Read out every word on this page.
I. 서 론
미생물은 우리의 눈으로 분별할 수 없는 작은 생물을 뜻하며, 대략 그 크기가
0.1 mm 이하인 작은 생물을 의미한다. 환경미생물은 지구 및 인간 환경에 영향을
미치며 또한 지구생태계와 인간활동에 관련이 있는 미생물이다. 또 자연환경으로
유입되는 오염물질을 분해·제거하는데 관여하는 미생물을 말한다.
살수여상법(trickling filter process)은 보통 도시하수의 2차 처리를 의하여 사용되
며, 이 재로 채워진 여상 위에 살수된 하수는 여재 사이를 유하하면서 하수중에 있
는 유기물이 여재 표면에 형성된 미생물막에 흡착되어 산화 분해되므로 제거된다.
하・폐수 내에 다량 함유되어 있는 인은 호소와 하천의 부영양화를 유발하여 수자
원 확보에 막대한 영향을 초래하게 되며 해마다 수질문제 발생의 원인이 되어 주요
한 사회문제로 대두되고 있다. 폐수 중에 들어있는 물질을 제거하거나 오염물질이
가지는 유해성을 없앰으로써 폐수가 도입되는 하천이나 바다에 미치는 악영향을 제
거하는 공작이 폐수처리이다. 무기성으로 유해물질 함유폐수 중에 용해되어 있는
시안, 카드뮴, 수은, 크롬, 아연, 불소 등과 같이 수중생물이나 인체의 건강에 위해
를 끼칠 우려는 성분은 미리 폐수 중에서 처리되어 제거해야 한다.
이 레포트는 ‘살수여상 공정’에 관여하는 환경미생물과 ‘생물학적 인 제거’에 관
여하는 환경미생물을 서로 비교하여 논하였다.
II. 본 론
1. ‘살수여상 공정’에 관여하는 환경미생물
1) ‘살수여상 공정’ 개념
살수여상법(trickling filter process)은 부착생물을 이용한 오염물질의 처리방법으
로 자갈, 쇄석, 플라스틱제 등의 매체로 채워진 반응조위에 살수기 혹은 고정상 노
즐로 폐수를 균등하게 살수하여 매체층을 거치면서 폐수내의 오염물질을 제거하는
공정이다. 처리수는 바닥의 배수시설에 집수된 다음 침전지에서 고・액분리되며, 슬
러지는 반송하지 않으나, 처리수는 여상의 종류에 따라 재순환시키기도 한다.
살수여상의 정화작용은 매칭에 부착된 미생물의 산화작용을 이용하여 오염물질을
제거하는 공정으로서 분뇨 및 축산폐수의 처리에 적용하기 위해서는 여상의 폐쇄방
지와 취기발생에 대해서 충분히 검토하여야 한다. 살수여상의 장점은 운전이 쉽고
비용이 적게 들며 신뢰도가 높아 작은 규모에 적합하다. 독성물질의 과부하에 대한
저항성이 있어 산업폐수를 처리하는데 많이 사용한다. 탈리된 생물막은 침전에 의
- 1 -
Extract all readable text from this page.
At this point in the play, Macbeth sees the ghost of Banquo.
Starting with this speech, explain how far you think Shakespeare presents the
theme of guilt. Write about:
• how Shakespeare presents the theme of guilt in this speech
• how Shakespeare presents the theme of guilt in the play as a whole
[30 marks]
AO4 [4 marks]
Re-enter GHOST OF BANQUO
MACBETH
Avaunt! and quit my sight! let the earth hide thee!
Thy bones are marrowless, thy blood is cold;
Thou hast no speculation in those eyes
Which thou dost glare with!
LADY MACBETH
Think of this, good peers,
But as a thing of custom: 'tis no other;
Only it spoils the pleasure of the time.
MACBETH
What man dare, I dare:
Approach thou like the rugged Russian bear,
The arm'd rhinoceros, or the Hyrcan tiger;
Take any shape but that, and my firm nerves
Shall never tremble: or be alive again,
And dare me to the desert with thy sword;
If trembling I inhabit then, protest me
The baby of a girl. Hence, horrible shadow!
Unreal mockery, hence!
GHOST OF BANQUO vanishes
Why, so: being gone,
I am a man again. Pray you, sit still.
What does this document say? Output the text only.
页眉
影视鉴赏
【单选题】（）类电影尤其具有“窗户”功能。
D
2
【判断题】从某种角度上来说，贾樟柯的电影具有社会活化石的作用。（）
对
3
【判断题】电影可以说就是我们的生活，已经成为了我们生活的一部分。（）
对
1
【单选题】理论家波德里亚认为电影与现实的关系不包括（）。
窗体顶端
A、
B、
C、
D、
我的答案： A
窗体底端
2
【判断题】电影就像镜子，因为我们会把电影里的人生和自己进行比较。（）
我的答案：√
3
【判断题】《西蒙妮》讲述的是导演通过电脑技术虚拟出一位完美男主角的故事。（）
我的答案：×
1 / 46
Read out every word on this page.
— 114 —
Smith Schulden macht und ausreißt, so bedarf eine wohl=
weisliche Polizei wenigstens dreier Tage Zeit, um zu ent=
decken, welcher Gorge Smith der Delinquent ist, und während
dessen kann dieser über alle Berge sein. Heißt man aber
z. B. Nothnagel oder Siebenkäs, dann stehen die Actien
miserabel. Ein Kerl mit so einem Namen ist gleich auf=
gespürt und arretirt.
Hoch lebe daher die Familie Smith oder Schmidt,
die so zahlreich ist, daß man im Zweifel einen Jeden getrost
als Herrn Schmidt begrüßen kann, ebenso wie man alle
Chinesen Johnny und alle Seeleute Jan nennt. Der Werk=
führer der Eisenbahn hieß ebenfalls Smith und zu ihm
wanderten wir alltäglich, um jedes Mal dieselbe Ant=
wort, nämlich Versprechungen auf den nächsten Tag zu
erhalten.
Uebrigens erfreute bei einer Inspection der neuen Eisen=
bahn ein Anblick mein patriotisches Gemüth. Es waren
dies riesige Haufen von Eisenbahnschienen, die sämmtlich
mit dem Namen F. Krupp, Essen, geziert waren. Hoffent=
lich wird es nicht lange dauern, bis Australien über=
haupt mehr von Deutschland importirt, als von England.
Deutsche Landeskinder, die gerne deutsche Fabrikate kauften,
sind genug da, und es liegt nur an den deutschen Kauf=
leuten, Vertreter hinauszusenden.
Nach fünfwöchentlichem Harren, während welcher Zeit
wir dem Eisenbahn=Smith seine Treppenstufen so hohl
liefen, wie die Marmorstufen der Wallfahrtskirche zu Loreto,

::::

## Given request
Tally the lines holding the string "kann" and give only the count.

## Final result
2